Work to complete
Find how many lines in the data below mention "cargo". Give the number only.

Stored data
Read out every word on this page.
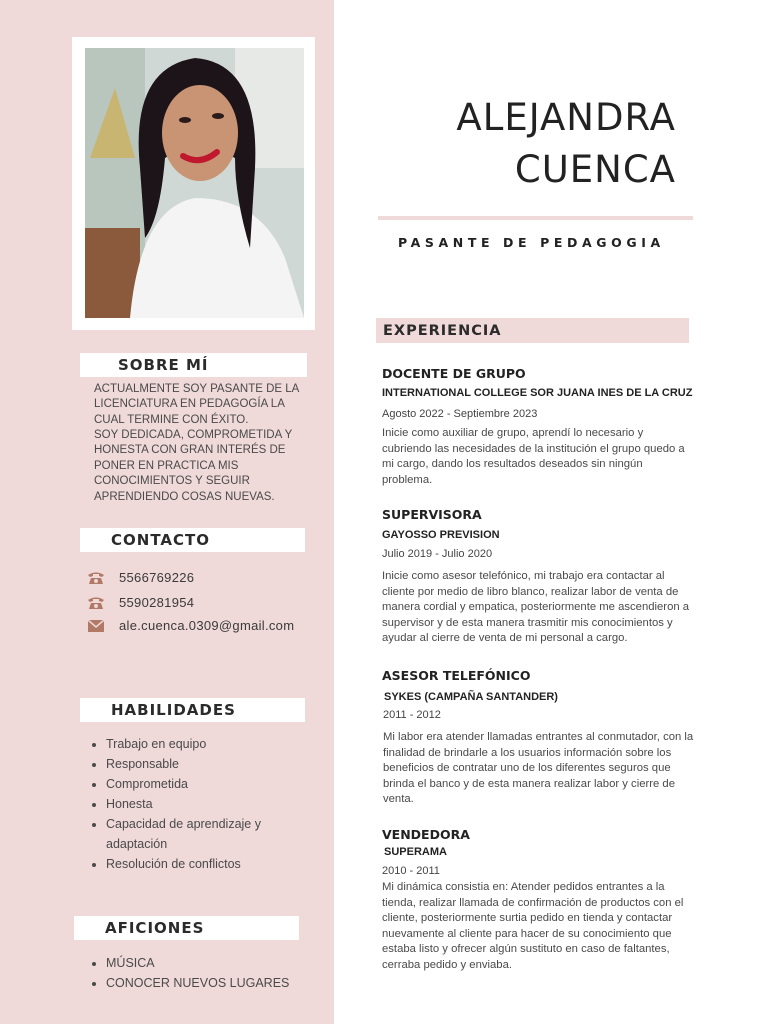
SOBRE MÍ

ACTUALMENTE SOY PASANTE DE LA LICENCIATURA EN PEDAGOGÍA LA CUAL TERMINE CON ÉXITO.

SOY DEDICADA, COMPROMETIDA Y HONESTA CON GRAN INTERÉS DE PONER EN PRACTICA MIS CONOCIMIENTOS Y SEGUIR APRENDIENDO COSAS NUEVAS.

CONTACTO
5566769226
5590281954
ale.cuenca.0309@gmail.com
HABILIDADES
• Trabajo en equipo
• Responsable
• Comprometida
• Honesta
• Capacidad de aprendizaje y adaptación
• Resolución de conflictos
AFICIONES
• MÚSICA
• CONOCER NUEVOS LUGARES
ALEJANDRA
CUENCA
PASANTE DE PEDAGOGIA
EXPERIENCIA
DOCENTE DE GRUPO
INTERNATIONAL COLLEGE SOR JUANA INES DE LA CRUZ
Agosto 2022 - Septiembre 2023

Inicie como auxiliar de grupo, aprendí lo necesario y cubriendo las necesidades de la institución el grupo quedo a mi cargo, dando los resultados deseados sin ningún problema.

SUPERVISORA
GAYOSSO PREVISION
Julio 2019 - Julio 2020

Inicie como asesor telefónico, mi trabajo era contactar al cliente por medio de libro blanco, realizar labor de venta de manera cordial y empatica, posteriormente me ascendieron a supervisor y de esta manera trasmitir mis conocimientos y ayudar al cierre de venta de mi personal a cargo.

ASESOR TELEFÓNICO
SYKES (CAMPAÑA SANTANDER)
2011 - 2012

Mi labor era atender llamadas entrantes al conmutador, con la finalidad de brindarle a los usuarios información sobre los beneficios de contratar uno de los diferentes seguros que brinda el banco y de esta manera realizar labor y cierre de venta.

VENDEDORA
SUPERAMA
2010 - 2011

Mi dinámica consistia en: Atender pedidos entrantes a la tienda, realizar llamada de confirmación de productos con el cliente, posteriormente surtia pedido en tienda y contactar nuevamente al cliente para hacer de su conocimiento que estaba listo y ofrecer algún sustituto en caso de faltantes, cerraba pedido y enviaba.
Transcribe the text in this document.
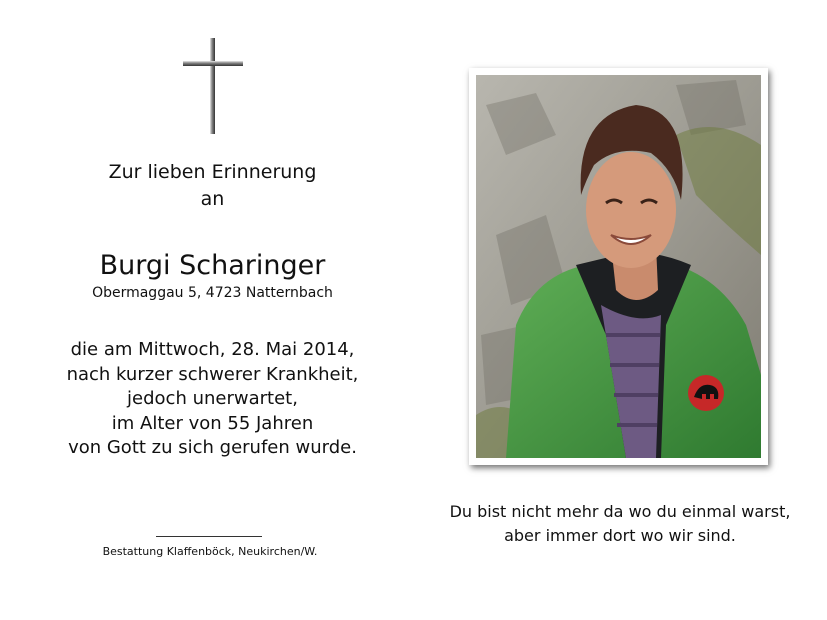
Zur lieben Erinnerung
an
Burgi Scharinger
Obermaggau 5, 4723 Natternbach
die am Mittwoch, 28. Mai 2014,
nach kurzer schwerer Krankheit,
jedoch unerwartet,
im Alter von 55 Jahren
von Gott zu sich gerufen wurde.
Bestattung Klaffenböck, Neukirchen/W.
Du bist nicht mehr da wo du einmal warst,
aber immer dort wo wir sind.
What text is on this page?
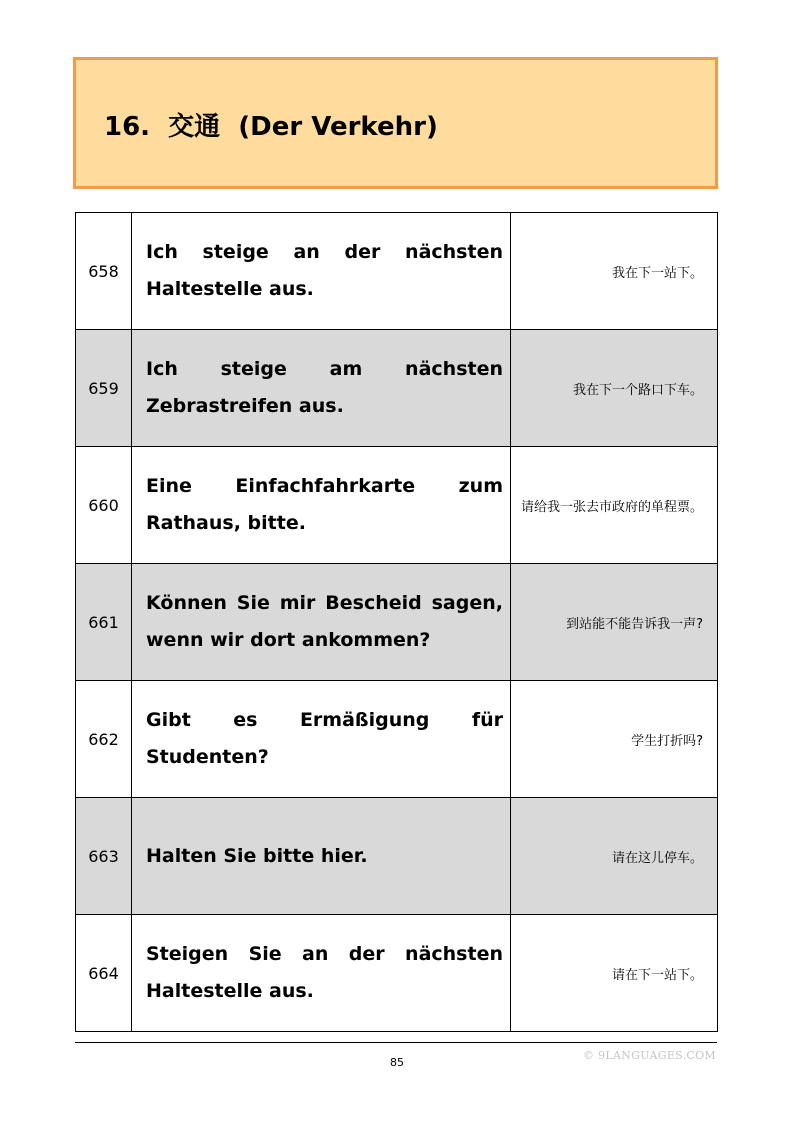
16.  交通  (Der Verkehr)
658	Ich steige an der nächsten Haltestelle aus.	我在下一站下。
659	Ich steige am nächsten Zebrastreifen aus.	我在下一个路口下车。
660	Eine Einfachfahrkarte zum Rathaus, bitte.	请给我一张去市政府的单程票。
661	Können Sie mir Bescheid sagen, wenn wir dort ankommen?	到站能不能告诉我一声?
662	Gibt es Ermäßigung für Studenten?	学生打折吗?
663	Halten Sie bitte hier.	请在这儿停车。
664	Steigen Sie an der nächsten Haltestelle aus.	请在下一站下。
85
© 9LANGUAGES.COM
---
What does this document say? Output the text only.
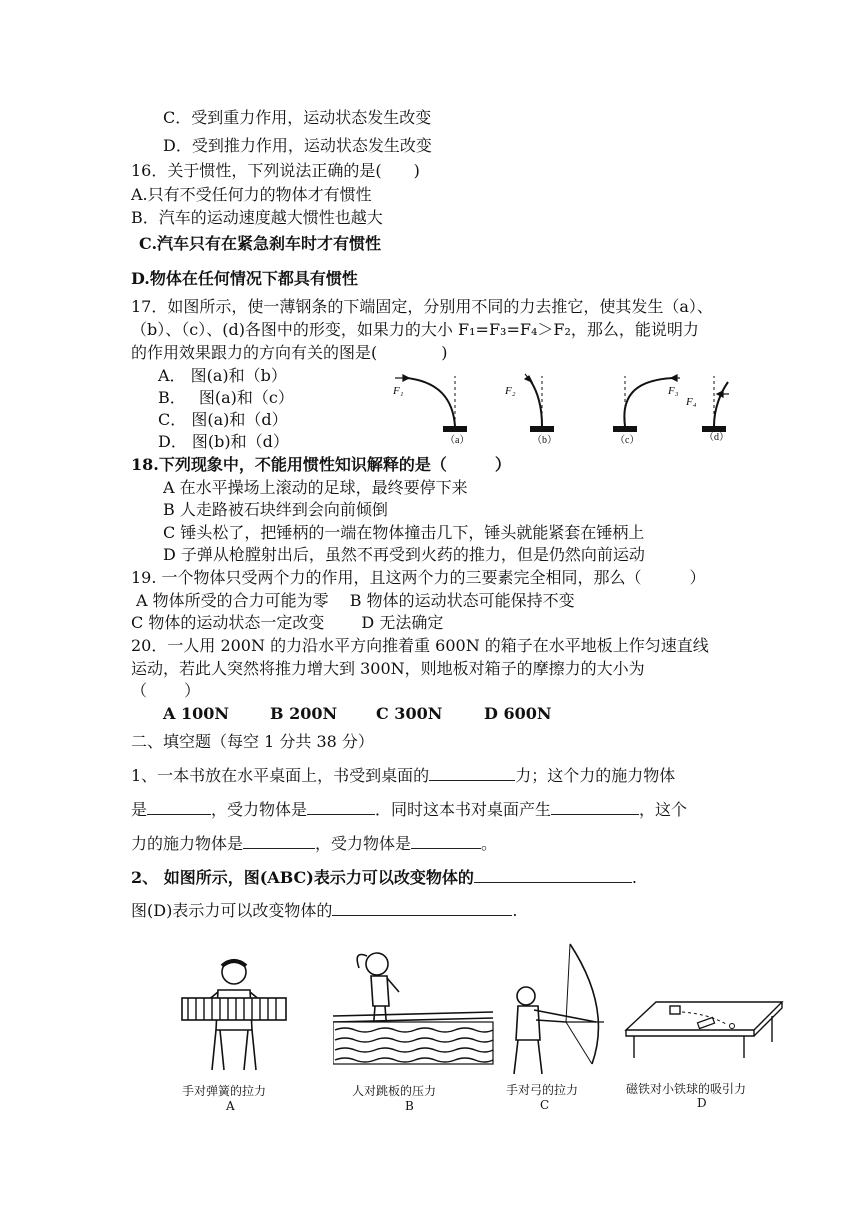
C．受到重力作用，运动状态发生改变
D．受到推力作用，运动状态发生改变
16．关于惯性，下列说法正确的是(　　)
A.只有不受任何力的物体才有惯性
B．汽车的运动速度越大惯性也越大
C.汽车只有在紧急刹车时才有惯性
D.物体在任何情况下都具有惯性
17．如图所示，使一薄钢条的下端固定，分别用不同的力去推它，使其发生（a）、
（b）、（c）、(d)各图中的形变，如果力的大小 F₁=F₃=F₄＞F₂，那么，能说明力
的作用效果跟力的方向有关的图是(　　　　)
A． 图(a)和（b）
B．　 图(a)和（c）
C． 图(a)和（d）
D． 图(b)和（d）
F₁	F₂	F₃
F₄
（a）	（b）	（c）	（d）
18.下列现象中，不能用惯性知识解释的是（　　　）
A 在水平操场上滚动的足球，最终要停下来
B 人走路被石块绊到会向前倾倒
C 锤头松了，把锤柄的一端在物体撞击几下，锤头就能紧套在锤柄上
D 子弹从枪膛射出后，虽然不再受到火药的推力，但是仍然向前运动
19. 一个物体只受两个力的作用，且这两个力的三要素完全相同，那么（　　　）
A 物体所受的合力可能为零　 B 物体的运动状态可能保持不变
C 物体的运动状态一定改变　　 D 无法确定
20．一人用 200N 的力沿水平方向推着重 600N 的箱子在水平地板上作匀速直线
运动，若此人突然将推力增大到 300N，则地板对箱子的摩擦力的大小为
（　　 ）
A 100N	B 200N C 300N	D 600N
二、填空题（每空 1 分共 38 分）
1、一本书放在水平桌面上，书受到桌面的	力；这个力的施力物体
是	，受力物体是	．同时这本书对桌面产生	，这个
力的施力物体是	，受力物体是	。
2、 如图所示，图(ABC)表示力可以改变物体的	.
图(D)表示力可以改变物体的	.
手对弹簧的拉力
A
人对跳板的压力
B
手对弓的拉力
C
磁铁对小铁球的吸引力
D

Exercise response
2